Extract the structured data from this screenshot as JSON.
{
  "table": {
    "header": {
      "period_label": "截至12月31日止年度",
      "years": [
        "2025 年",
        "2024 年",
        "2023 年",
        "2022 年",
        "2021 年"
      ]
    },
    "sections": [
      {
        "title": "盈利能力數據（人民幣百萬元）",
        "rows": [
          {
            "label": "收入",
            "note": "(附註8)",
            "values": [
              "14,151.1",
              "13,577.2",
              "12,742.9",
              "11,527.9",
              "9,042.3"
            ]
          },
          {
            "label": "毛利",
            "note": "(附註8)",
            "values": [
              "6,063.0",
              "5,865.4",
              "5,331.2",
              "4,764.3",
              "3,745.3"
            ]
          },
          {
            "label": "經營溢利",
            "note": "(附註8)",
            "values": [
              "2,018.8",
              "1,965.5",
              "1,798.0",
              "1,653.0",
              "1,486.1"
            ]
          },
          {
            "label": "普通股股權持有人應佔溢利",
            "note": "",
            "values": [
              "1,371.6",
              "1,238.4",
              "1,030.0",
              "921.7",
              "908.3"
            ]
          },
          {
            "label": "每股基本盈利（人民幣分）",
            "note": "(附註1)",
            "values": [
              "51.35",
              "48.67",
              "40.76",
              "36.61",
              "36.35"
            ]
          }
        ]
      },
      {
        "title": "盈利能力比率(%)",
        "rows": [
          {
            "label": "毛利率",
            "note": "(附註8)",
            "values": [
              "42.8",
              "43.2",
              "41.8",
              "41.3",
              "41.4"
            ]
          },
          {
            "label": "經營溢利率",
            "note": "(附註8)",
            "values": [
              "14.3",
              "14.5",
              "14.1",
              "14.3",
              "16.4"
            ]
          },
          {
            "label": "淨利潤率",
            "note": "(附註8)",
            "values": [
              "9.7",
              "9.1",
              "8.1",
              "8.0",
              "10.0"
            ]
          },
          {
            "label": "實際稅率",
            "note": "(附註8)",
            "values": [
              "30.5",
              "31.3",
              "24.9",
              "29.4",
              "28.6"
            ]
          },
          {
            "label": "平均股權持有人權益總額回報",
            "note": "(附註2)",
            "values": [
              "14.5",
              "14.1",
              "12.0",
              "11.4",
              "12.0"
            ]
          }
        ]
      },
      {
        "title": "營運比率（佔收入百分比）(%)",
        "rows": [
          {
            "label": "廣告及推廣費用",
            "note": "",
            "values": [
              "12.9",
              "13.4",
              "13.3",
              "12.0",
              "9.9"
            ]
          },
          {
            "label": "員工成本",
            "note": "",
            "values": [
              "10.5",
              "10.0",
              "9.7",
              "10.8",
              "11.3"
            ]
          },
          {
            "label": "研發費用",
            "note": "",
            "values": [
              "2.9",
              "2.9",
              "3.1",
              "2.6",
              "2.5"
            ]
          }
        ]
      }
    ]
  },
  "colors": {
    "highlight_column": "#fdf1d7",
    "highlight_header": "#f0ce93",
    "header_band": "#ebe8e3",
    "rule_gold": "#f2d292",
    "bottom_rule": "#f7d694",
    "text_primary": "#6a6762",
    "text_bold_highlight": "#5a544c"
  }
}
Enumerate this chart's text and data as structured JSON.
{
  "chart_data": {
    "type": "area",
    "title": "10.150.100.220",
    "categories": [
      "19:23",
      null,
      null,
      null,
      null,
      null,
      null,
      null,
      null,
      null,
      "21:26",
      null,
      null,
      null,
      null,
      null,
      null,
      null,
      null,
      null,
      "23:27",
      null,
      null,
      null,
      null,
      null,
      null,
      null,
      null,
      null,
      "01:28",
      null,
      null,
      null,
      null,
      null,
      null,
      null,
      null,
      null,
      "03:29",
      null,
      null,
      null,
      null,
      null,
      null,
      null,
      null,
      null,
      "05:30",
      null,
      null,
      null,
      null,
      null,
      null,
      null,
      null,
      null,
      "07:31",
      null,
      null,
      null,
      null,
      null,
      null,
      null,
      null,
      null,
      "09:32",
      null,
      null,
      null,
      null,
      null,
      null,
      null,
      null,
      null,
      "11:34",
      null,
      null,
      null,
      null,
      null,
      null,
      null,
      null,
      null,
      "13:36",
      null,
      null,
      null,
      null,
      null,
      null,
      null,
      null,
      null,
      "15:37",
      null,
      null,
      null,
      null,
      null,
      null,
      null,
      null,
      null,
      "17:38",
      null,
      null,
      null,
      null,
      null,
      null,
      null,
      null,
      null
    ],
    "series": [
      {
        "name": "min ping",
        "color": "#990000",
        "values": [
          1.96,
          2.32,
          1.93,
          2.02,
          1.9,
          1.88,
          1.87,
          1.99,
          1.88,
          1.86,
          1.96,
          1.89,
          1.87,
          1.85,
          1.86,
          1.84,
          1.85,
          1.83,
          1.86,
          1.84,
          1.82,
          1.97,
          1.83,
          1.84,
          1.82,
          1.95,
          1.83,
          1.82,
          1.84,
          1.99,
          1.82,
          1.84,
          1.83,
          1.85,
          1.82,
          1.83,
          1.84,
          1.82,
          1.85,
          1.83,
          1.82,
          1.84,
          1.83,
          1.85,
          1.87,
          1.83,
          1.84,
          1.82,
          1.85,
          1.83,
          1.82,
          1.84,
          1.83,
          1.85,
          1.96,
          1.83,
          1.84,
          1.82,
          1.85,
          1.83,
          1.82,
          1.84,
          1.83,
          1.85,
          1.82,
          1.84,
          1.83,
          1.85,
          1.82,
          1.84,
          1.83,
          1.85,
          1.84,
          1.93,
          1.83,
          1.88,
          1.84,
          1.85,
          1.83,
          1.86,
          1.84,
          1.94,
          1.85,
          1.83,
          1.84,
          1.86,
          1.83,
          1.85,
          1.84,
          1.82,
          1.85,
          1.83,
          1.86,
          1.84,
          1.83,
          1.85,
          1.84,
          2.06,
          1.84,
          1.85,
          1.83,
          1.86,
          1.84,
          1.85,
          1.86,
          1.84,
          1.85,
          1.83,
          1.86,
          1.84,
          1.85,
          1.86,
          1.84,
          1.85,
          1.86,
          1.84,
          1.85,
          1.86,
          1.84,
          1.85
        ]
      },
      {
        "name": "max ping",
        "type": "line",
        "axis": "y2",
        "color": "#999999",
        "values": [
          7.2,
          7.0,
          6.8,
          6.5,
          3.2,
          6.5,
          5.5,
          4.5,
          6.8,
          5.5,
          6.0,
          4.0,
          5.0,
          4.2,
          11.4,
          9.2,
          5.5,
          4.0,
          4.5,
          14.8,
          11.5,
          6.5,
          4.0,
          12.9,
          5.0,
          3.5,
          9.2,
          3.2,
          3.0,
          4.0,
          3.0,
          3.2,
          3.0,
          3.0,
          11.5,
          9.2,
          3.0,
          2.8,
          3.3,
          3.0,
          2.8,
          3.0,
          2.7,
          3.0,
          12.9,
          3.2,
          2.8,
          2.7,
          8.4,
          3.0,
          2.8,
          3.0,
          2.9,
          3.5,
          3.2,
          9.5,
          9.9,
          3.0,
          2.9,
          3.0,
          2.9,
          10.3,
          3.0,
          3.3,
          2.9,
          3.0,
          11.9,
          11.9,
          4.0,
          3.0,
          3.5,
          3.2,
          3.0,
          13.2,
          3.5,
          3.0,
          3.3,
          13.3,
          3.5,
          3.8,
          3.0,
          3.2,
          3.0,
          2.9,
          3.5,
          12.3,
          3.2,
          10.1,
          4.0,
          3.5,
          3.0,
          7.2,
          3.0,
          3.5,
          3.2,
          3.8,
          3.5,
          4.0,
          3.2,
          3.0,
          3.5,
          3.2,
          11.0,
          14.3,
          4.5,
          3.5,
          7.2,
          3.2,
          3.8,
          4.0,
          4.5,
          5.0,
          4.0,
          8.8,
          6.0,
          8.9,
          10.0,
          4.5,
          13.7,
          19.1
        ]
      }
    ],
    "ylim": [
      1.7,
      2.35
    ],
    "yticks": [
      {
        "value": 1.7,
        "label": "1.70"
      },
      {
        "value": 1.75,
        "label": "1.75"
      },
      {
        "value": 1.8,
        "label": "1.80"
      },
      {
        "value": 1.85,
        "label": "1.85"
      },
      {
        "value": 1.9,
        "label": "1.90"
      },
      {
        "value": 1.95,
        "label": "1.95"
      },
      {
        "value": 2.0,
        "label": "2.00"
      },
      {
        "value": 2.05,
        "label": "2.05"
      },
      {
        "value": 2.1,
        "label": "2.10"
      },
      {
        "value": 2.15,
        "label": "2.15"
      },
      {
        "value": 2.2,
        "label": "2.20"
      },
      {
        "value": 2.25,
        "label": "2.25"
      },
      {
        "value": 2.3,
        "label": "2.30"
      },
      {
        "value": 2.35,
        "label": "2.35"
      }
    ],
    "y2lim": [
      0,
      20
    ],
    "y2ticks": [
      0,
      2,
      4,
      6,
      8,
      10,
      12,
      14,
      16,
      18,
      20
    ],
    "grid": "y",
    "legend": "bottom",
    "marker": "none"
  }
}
§
Exercise prompt:
Where a line contains "this", copy that line.

Response to the task:
Extract the structured data from this screenshot as JSON.
Enumerate this chart's text and data as structured JSON.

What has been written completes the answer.